Task statement:
Lines that hold the word "acciughe" should be located and copied.

Recorded data:
----
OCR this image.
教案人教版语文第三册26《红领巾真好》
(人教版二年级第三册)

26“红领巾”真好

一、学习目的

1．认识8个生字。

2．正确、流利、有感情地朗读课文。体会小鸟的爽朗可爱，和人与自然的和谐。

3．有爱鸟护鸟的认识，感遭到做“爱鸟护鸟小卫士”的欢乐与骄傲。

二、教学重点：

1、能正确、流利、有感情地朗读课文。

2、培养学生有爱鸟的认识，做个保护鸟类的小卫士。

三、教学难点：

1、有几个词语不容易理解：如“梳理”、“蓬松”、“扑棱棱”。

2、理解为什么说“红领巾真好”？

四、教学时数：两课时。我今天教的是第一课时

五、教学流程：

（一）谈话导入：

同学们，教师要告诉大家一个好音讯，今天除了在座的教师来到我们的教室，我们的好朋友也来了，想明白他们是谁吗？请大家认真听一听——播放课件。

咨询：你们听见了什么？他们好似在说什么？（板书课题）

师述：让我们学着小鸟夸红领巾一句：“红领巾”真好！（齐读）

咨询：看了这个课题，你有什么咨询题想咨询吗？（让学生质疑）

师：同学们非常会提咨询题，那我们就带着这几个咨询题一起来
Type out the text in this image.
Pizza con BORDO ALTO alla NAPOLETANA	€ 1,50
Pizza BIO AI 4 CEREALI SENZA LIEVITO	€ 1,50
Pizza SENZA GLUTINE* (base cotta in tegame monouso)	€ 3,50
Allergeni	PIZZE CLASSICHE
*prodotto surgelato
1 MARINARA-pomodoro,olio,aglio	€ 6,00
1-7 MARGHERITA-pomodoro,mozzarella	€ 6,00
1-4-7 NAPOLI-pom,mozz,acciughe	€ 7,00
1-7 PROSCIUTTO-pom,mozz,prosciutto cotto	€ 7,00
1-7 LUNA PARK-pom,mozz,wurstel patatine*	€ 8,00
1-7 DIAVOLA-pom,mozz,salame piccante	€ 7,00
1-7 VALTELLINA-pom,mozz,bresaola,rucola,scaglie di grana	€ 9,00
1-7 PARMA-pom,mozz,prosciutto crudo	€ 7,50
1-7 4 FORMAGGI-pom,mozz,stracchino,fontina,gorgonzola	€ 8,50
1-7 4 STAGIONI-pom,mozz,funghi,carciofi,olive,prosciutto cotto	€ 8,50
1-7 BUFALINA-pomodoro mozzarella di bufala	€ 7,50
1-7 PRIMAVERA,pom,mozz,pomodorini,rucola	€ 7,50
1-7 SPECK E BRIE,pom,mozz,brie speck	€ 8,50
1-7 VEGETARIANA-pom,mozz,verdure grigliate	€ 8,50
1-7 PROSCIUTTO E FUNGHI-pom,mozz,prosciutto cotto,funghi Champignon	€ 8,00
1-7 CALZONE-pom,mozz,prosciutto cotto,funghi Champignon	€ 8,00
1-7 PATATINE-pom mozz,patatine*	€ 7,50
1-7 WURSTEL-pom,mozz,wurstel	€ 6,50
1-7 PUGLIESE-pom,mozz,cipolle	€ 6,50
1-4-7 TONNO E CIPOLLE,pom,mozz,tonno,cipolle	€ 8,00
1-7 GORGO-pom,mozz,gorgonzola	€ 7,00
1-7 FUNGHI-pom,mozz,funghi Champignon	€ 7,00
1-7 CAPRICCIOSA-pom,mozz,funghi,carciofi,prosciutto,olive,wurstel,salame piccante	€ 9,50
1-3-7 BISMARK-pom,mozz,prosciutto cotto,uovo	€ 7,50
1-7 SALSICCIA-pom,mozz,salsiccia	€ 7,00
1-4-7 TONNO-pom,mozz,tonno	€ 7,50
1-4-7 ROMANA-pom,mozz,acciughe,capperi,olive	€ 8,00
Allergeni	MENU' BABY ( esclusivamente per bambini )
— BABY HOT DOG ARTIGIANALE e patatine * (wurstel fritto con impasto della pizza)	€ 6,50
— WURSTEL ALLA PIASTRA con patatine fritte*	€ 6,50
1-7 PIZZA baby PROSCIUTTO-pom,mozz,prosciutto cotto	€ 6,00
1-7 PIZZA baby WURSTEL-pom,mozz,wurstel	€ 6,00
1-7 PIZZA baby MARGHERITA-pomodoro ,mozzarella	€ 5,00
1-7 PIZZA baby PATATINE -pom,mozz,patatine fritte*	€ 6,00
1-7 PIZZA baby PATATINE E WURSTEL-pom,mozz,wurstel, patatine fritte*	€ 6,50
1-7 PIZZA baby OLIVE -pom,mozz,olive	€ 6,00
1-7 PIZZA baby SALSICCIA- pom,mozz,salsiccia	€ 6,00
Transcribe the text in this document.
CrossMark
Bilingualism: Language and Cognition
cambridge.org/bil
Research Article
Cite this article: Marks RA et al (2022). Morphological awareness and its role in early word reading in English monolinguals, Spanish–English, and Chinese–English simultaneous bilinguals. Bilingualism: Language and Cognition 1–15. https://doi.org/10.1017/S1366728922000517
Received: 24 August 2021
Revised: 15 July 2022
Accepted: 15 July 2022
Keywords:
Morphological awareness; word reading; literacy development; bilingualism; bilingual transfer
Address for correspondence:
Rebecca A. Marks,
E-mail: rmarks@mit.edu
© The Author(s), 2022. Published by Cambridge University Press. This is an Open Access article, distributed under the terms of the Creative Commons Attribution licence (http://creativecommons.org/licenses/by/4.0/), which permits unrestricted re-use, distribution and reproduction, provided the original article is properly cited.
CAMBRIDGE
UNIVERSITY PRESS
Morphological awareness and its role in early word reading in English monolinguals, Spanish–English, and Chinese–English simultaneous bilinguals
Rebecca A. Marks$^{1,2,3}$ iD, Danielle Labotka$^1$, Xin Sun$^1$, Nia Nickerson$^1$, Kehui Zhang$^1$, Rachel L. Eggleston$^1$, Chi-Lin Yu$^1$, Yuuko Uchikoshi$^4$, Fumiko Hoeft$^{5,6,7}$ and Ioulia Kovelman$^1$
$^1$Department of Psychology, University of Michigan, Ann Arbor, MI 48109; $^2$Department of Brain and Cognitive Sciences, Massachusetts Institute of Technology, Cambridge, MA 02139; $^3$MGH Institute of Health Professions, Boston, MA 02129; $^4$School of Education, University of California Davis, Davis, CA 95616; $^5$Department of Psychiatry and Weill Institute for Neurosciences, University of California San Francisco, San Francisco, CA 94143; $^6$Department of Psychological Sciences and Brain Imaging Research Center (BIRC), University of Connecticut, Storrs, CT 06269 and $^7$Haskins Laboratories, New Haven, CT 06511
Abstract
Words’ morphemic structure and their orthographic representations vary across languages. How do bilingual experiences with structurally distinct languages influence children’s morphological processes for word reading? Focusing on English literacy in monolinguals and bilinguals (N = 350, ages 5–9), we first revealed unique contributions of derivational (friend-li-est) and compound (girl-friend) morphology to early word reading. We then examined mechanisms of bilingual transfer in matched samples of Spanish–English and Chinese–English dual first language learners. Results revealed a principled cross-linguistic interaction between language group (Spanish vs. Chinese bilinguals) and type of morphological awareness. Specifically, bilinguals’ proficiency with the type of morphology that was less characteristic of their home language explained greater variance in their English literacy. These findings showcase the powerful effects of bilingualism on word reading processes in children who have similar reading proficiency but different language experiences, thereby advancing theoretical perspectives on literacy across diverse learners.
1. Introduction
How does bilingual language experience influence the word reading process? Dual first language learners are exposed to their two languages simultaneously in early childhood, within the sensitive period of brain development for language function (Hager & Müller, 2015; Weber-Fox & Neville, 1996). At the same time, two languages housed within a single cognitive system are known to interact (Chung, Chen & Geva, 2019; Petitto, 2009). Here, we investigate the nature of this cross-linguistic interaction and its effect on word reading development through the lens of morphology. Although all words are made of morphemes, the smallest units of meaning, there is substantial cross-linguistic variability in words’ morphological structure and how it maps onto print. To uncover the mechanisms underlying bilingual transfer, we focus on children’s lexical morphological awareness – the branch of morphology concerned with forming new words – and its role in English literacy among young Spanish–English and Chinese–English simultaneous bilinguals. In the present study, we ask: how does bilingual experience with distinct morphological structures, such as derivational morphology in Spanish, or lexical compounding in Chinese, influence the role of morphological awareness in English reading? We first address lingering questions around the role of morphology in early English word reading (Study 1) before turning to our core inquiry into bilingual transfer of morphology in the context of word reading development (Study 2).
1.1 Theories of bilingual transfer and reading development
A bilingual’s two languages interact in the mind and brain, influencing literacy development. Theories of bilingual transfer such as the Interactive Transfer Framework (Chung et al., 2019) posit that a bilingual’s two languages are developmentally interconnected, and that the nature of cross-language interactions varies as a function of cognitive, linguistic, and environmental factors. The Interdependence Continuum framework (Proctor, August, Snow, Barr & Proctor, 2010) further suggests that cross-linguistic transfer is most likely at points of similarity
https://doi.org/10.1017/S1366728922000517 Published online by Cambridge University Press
----
Response below:
1-4-7 NAPOLI-pom,mozz,acciughe	€ 7,00
1-4-7 ROMANA-pom,mozz,acciughe,capperi,olive	€ 8,00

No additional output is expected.